BEGIN
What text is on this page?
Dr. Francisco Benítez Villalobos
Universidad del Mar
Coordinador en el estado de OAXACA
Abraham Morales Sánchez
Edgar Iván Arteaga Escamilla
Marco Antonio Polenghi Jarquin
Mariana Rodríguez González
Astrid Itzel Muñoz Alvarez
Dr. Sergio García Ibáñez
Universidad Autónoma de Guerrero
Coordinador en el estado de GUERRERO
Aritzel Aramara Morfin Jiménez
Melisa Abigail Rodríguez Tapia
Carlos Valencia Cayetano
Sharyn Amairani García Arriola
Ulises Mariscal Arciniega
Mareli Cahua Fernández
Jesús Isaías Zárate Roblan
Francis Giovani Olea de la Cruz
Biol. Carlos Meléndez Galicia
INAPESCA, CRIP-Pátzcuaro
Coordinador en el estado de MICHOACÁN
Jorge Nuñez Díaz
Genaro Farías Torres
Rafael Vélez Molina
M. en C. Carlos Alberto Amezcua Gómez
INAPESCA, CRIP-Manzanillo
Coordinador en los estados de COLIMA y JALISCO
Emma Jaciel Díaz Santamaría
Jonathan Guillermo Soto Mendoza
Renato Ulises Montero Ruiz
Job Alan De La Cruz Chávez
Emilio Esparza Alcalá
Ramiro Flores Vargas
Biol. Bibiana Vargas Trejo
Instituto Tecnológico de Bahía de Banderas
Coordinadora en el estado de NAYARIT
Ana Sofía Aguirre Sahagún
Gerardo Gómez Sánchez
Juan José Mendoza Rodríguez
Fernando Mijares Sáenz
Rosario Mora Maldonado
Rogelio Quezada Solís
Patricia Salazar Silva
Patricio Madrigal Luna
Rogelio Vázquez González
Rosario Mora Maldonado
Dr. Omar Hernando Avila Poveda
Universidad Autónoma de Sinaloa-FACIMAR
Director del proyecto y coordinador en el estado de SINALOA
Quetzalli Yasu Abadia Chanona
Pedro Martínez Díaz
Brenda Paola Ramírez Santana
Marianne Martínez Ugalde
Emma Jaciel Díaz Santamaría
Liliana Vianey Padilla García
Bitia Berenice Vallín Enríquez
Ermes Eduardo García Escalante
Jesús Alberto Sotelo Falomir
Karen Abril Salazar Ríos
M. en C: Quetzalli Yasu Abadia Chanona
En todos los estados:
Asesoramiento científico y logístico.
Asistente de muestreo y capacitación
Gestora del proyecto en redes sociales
END
▸ What is required
Your task is to repeat the data exactly; please include every line.

▸ The answer
What text is on this page?
Dr. Francisco Benítez Villalobos
Universidad del Mar
Coordinador en el estado de OAXACA
Abraham Morales Sánchez
Edgar Iván Arteaga Escamilla
Marco Antonio Polenghi Jarquin
Mariana Rodríguez González
Astrid Itzel Muñoz Alvarez
Dr. Sergio García Ibáñez
Universidad Autónoma de Guerrero
Coordinador en el estado de GUERRERO
Aritzel Aramara Morfin Jiménez
Melisa Abigail Rodríguez Tapia
Carlos Valencia Cayetano
Sharyn Amairani García Arriola
Ulises Mariscal Arciniega
Mareli Cahua Fernández
Jesús Isaías Zárate Roblan
Francis Giovani Olea de la Cruz
Biol. Carlos Meléndez Galicia
INAPESCA, CRIP-Pátzcuaro
Coordinador en el estado de MICHOACÁN
Jorge Nuñez Díaz
Genaro Farías Torres
Rafael Vélez Molina
M. en C. Carlos Alberto Amezcua Gómez
INAPESCA, CRIP-Manzanillo
Coordinador en los estados de COLIMA y JALISCO
Emma Jaciel Díaz Santamaría
Jonathan Guillermo Soto Mendoza
Renato Ulises Montero Ruiz
Job Alan De La Cruz Chávez
Emilio Esparza Alcalá
Ramiro Flores Vargas
Biol. Bibiana Vargas Trejo
Instituto Tecnológico de Bahía de Banderas
Coordinadora en el estado de NAYARIT
Ana Sofía Aguirre Sahagún
Gerardo Gómez Sánchez
Juan José Mendoza Rodríguez
Fernando Mijares Sáenz
Rosario Mora Maldonado
Rogelio Quezada Solís
Patricia Salazar Silva
Patricio Madrigal Luna
Rogelio Vázquez González
Rosario Mora Maldonado
Dr. Omar Hernando Avila Poveda
Universidad Autónoma de Sinaloa-FACIMAR
Director del proyecto y coordinador en el estado de SINALOA
Quetzalli Yasu Abadia Chanona
Pedro Martínez Díaz
Brenda Paola Ramírez Santana
Marianne Martínez Ugalde
Emma Jaciel Díaz Santamaría
Liliana Vianey Padilla García
Bitia Berenice Vallín Enríquez
Ermes Eduardo García Escalante
Jesús Alberto Sotelo Falomir
Karen Abril Salazar Ríos
M. en C: Quetzalli Yasu Abadia Chanona
En todos los estados:
Asesoramiento científico y logístico.
Asistente de muestreo y capacitación
Gestora del proyecto en redes sociales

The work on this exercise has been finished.